— start Working data —

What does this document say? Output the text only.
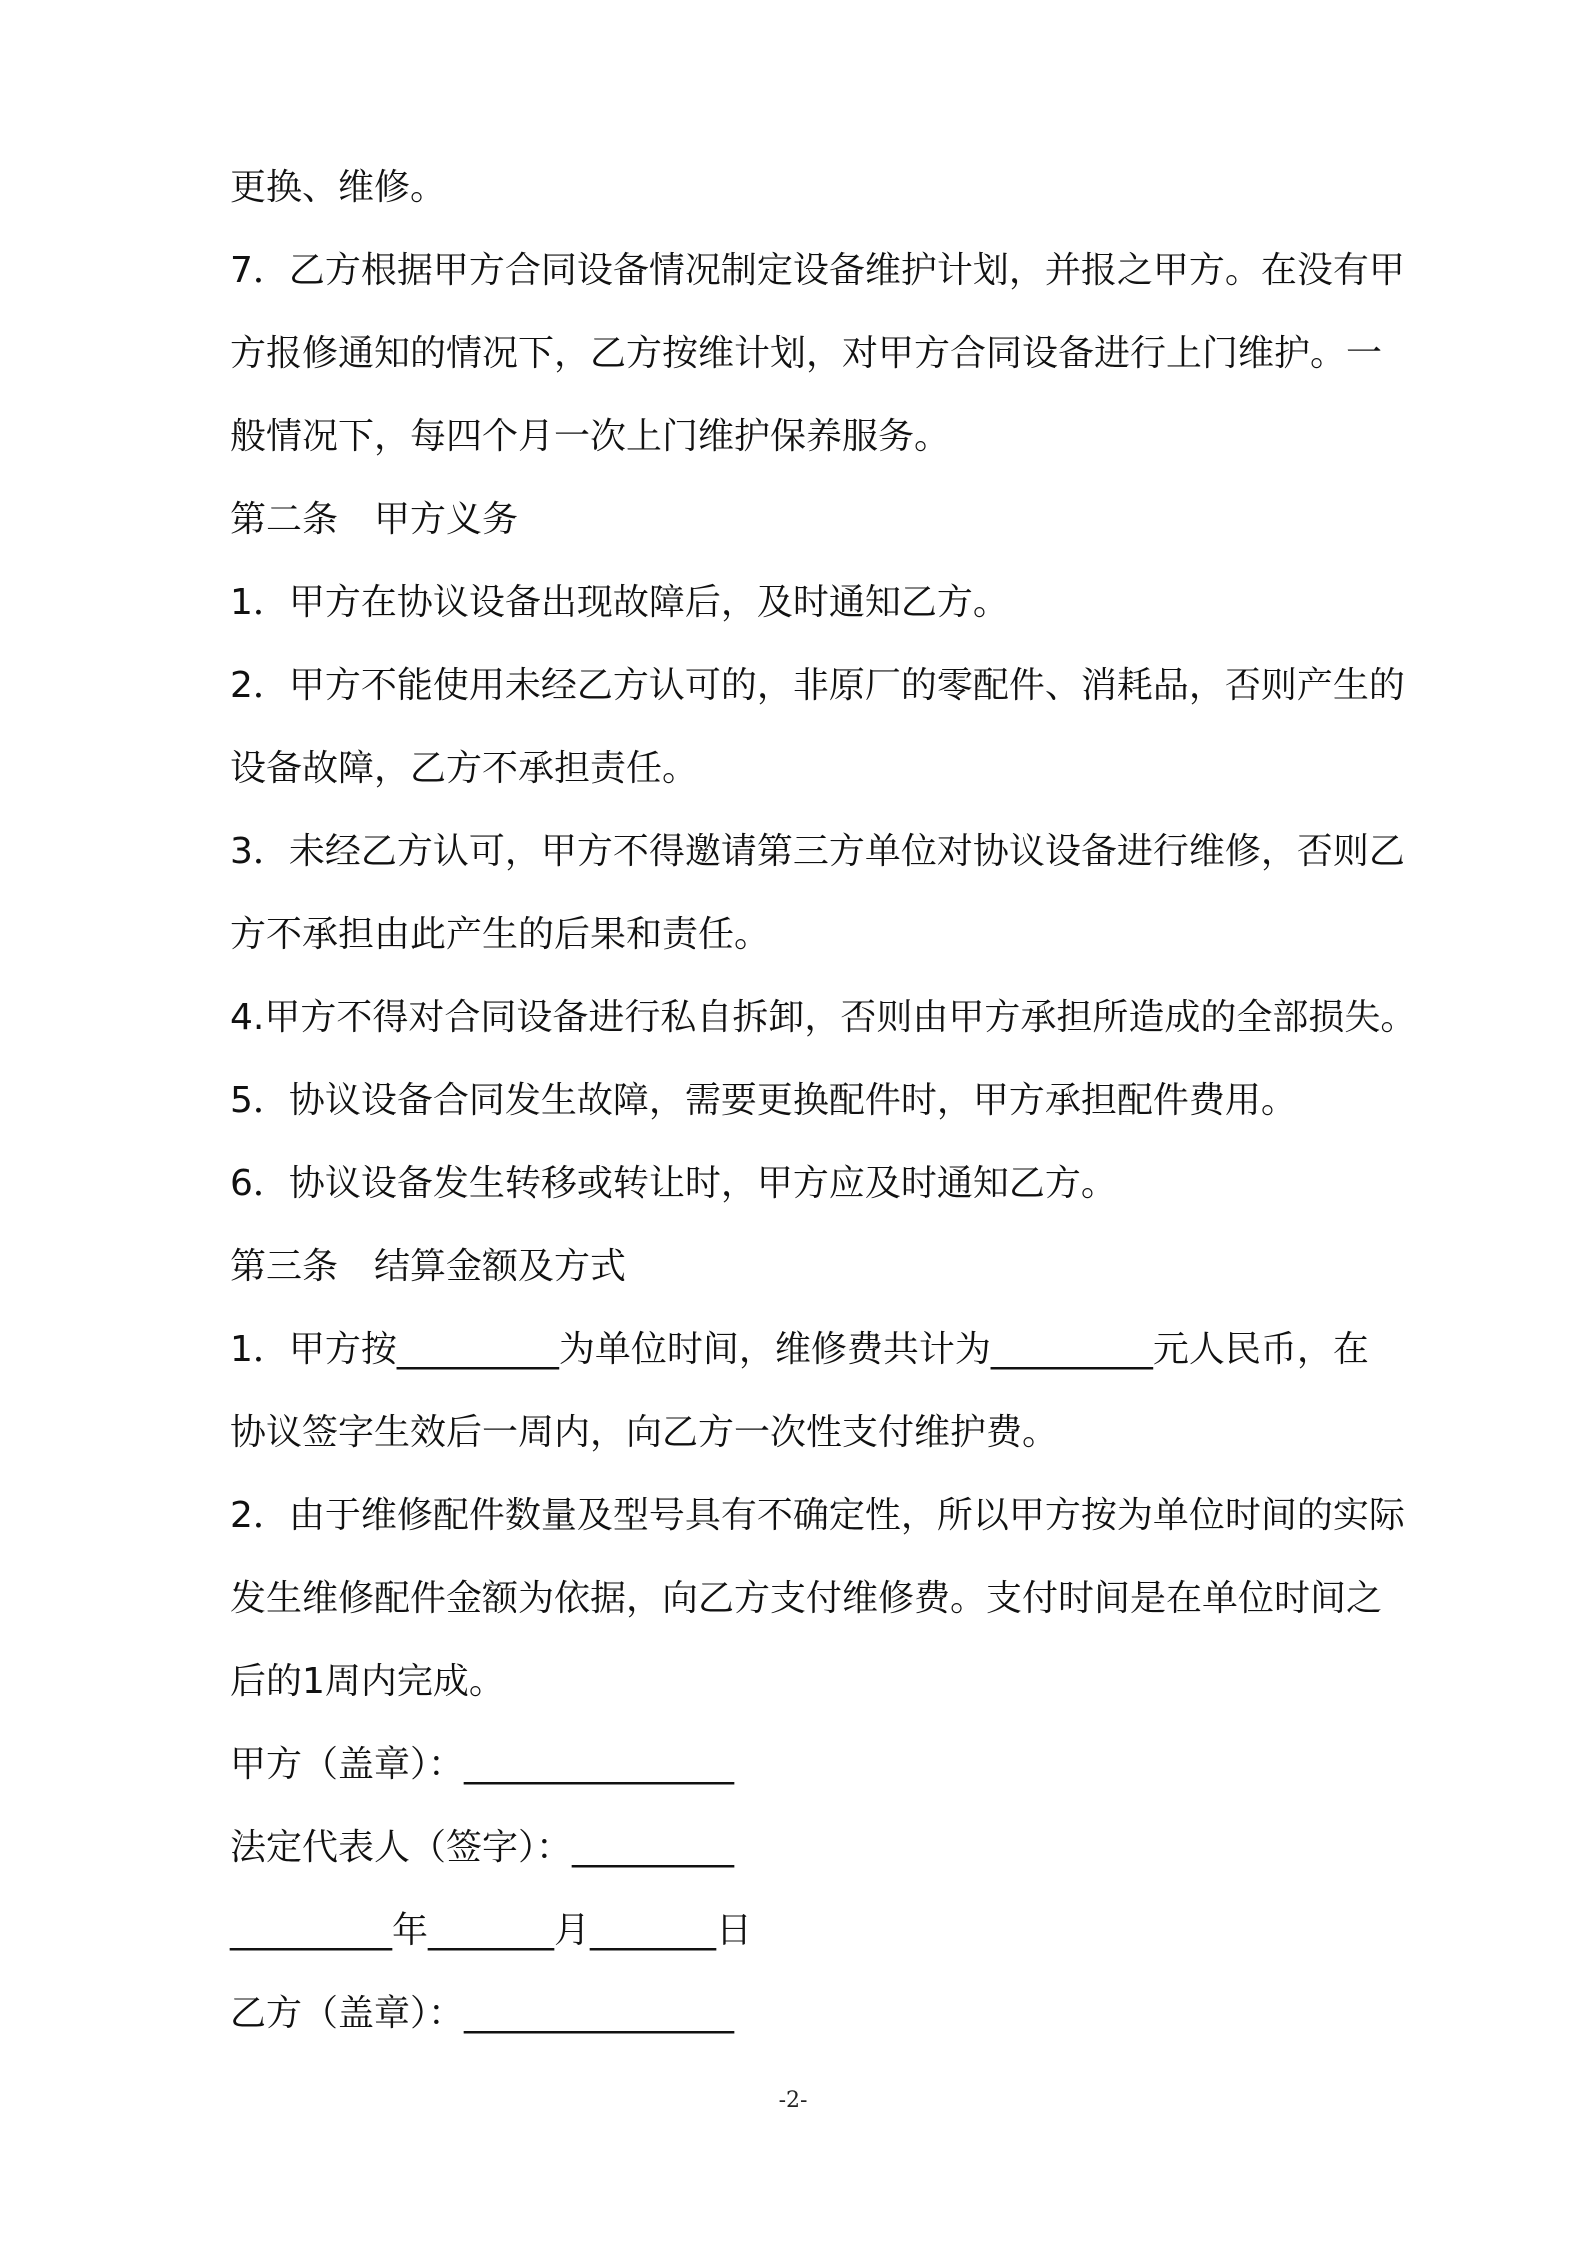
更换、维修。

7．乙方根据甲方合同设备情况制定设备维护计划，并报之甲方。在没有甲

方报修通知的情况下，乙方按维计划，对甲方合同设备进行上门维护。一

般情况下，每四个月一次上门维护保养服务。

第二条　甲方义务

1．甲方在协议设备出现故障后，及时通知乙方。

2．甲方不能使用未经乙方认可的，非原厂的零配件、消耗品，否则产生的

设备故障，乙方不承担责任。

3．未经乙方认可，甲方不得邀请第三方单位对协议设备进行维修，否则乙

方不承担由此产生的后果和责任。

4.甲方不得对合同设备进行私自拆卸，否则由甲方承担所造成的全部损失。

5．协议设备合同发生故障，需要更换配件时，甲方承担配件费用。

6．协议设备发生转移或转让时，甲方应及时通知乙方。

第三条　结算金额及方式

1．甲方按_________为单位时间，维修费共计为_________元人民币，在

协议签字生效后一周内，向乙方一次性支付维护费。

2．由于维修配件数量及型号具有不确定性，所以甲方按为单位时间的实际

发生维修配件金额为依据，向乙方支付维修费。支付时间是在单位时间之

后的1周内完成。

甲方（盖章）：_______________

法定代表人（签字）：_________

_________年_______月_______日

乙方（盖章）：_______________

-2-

— end Working data —

=== Work instructions ===
Make a word-for-word copy of the entries, without any pictures.

=== Final result ===
What does this document say? Output the text only.
更换、维修。

7．乙方根据甲方合同设备情况制定设备维护计划，并报之甲方。在没有甲

方报修通知的情况下，乙方按维计划，对甲方合同设备进行上门维护。一

般情况下，每四个月一次上门维护保养服务。

第二条　甲方义务

1．甲方在协议设备出现故障后，及时通知乙方。

2．甲方不能使用未经乙方认可的，非原厂的零配件、消耗品，否则产生的

设备故障，乙方不承担责任。

3．未经乙方认可，甲方不得邀请第三方单位对协议设备进行维修，否则乙

方不承担由此产生的后果和责任。

4.甲方不得对合同设备进行私自拆卸，否则由甲方承担所造成的全部损失。

5．协议设备合同发生故障，需要更换配件时，甲方承担配件费用。

6．协议设备发生转移或转让时，甲方应及时通知乙方。

第三条　结算金额及方式

1．甲方按_________为单位时间，维修费共计为_________元人民币，在

协议签字生效后一周内，向乙方一次性支付维护费。

2．由于维修配件数量及型号具有不确定性，所以甲方按为单位时间的实际

发生维修配件金额为依据，向乙方支付维修费。支付时间是在单位时间之

后的1周内完成。

甲方（盖章）：_______________

法定代表人（签字）：_________

_________年_______月_______日

乙方（盖章）：_______________

-2-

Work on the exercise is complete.